**Short exercise:**
What follows is a block of records; restate each one word for word.

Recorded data

::::

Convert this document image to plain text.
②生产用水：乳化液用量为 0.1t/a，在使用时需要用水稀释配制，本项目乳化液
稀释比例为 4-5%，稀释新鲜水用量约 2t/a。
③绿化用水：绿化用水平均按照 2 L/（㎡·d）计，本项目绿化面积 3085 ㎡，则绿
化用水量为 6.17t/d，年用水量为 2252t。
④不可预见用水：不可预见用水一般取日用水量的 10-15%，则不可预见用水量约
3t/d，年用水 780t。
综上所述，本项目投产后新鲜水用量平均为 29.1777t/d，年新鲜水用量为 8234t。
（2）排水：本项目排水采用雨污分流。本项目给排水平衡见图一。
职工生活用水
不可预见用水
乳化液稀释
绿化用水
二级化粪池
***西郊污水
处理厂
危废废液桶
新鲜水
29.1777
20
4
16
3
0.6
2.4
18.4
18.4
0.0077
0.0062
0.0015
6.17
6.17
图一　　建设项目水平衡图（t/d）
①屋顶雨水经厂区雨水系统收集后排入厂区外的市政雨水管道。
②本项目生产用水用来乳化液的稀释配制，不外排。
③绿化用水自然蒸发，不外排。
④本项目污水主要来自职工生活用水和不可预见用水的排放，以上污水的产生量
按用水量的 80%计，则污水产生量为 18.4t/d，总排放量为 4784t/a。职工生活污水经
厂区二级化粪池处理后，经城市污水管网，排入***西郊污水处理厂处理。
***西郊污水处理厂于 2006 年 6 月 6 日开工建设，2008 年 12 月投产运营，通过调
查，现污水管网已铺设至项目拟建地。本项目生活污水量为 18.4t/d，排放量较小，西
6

::::

**Task output:**
Convert this document image to plain text.
②生产用水：乳化液用量为 0.1t/a，在使用时需要用水稀释配制，本项目乳化液
稀释比例为 4-5%，稀释新鲜水用量约 2t/a。
③绿化用水：绿化用水平均按照 2 L/（㎡·d）计，本项目绿化面积 3085 ㎡，则绿
化用水量为 6.17t/d，年用水量为 2252t。
④不可预见用水：不可预见用水一般取日用水量的 10-15%，则不可预见用水量约
3t/d，年用水 780t。
综上所述，本项目投产后新鲜水用量平均为 29.1777t/d，年新鲜水用量为 8234t。
（2）排水：本项目排水采用雨污分流。本项目给排水平衡见图一。
职工生活用水
不可预见用水
乳化液稀释
绿化用水
二级化粪池
***西郊污水
处理厂
危废废液桶
新鲜水
29.1777
20
4
16
3
0.6
2.4
18.4
18.4
0.0077
0.0062
0.0015
6.17
6.17
图一　　建设项目水平衡图（t/d）
①屋顶雨水经厂区雨水系统收集后排入厂区外的市政雨水管道。
②本项目生产用水用来乳化液的稀释配制，不外排。
③绿化用水自然蒸发，不外排。
④本项目污水主要来自职工生活用水和不可预见用水的排放，以上污水的产生量
按用水量的 80%计，则污水产生量为 18.4t/d，总排放量为 4784t/a。职工生活污水经
厂区二级化粪池处理后，经城市污水管网，排入***西郊污水处理厂处理。
***西郊污水处理厂于 2006 年 6 月 6 日开工建设，2008 年 12 月投产运营，通过调
查，现污水管网已铺设至项目拟建地。本项目生活污水量为 18.4t/d，排放量较小，西
6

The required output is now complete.